- _Task_
Each line that contains the word "independently" counts once; give the total for the records below and nothing else.

## start Input

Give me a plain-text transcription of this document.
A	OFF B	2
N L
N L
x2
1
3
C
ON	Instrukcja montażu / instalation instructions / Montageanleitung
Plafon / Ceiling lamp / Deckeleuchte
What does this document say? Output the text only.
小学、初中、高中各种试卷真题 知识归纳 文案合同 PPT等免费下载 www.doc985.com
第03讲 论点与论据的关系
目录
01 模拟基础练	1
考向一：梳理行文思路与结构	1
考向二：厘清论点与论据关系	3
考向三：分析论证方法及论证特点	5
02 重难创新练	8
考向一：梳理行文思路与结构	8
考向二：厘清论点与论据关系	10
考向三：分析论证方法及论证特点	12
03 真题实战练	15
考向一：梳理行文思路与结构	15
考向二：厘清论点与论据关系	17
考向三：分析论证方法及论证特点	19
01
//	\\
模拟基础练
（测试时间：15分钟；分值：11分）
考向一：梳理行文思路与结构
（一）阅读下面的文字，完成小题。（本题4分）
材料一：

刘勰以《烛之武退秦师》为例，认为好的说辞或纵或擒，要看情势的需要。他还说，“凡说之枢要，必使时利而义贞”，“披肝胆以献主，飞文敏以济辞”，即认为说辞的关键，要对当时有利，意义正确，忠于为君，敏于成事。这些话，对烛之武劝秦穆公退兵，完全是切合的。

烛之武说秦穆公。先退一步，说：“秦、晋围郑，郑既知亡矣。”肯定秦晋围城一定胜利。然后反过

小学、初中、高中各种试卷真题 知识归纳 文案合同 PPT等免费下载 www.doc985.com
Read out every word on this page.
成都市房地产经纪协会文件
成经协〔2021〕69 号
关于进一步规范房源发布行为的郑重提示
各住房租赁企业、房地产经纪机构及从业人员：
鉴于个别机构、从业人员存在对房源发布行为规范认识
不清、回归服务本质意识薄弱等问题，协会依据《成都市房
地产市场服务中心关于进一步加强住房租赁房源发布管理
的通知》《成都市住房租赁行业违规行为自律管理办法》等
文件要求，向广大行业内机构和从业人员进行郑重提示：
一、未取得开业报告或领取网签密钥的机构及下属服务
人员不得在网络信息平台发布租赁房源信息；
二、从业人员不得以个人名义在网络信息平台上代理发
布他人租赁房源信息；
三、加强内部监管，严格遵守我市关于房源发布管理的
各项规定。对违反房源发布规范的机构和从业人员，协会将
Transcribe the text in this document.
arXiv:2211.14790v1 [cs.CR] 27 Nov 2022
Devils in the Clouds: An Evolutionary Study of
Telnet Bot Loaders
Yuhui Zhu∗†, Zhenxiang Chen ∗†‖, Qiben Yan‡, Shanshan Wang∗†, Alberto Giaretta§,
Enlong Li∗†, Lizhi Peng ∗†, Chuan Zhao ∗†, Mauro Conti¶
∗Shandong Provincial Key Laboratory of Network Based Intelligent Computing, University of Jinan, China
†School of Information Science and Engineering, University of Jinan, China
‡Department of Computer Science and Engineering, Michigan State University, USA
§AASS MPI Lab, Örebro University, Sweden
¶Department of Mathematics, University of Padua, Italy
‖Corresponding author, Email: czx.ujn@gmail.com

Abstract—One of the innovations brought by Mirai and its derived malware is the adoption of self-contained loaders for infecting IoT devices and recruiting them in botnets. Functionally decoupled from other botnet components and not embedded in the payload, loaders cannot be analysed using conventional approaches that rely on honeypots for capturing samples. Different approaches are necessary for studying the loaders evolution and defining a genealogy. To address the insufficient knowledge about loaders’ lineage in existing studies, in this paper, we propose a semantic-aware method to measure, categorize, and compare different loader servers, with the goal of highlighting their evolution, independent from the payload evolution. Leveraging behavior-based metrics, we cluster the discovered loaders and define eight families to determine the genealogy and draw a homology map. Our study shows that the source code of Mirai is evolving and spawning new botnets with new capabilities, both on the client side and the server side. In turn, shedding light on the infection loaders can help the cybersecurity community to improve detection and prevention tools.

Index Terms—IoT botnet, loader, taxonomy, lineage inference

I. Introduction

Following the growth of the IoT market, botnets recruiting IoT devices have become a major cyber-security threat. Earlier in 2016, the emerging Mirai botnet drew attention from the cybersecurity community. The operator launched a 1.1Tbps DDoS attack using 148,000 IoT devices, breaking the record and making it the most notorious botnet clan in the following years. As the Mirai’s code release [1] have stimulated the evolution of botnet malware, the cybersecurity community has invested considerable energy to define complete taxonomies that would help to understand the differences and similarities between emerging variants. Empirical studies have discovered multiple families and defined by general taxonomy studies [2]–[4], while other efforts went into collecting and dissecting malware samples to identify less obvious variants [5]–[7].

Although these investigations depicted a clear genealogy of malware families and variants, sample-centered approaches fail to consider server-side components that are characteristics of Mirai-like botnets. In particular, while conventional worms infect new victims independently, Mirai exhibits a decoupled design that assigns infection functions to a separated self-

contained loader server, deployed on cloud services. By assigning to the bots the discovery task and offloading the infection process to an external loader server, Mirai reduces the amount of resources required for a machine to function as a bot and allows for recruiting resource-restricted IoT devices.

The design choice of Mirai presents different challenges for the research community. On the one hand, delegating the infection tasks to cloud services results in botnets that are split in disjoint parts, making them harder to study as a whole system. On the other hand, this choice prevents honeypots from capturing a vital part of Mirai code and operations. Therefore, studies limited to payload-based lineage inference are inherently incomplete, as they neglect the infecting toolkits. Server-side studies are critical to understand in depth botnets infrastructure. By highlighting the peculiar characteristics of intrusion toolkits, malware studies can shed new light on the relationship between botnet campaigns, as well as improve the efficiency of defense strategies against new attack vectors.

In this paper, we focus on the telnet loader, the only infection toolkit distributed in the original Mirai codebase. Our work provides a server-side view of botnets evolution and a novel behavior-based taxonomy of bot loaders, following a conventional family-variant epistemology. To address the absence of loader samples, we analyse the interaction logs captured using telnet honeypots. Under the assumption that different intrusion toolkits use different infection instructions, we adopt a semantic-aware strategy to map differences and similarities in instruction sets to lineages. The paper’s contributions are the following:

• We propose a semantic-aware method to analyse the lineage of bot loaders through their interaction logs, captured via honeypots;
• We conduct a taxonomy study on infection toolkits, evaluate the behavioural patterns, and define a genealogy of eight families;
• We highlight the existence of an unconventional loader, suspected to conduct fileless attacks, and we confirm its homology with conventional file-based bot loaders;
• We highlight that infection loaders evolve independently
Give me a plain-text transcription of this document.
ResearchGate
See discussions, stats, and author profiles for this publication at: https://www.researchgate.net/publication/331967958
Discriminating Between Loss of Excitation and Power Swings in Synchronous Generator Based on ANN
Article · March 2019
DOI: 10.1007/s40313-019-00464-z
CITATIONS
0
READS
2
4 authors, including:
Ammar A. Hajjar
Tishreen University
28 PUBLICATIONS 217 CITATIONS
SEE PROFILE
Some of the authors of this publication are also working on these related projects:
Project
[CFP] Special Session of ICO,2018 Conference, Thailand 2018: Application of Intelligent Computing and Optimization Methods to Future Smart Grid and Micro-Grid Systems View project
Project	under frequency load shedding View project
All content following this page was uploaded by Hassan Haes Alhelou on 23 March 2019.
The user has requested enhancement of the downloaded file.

## end Input

- _Written response_
2